Figure record listings:
________________
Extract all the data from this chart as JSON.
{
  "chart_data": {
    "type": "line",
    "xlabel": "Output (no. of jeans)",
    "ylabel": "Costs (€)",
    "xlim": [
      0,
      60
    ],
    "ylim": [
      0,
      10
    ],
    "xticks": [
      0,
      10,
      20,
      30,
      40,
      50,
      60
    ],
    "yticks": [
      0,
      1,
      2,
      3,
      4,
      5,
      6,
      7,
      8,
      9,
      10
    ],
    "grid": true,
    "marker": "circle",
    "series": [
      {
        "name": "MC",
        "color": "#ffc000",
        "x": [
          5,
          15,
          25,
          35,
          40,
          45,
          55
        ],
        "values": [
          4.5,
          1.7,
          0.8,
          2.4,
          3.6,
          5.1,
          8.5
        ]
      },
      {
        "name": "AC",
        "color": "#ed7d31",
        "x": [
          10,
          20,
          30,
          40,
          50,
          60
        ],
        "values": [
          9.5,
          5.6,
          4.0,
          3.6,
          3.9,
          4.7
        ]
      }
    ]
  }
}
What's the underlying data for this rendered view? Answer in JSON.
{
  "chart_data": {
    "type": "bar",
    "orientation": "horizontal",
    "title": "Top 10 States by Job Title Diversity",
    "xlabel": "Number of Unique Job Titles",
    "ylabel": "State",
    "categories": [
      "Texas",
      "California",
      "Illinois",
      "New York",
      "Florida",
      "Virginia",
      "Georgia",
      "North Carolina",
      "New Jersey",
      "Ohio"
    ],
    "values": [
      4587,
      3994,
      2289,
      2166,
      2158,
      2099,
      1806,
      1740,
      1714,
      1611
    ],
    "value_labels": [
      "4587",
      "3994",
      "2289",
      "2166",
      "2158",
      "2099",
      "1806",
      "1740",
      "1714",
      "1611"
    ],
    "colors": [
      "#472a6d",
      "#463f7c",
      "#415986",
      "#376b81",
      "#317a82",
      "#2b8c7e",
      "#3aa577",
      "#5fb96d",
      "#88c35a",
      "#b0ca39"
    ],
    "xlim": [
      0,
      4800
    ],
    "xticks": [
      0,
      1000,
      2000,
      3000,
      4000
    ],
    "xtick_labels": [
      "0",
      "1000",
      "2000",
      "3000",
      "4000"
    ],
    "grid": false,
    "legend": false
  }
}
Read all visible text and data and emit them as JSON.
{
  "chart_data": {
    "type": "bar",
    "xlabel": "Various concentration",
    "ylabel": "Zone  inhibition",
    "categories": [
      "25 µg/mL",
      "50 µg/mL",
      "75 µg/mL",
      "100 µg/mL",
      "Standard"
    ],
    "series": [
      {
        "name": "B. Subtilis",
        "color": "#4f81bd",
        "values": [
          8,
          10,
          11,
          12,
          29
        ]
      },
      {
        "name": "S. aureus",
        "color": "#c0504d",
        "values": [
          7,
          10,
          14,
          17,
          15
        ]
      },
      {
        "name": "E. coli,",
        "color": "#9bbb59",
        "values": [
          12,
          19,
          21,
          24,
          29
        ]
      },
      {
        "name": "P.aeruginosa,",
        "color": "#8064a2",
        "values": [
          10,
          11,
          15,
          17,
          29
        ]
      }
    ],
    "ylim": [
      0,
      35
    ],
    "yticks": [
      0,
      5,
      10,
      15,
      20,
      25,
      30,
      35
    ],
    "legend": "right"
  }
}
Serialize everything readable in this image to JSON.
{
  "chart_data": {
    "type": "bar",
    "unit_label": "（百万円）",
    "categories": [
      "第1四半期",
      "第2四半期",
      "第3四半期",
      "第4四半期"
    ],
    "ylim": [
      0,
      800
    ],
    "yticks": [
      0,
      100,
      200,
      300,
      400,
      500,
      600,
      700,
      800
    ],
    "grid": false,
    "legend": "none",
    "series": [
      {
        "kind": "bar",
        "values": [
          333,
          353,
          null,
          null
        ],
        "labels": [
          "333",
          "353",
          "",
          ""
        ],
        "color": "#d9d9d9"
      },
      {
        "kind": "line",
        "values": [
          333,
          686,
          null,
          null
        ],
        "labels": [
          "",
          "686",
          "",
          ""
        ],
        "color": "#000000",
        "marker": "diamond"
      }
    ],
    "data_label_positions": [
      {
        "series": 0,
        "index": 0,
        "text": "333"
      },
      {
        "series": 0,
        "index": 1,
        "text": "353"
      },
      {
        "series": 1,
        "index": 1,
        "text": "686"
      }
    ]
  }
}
________________
◆ TASK GOAL
Beginning at the line that contains "Serialize everything readable", retype each line of the listing up to and including the last one, exactly as it stands, and nothing else.

◆ SOLUTION TO THE EXERCISE
Serialize everything readable in this image to JSON.
{
  "chart_data": {
    "type": "bar",
    "unit_label": "（百万円）",
    "categories": [
      "第1四半期",
      "第2四半期",
      "第3四半期",
      "第4四半期"
    ],
    "ylim": [
      0,
      800
    ],
    "yticks": [
      0,
      100,
      200,
      300,
      400,
      500,
      600,
      700,
      800
    ],
    "grid": false,
    "legend": "none",
    "series": [
      {
        "kind": "bar",
        "values": [
          333,
          353,
          null,
          null
        ],
        "labels": [
          "333",
          "353",
          "",
          ""
        ],
        "color": "#d9d9d9"
      },
      {
        "kind": "line",
        "values": [
          333,
          686,
          null,
          null
        ],
        "labels": [
          "",
          "686",
          "",
          ""
        ],
        "color": "#000000",
        "marker": "diamond"
      }
    ],
    "data_label_positions": [
      {
        "series": 0,
        "index": 0,
        "text": "333"
      },
      {
        "series": 0,
        "index": 1,
        "text": "353"
      },
      {
        "series": 1,
        "index": 1,
        "text": "686"
      }
    ]
  }
}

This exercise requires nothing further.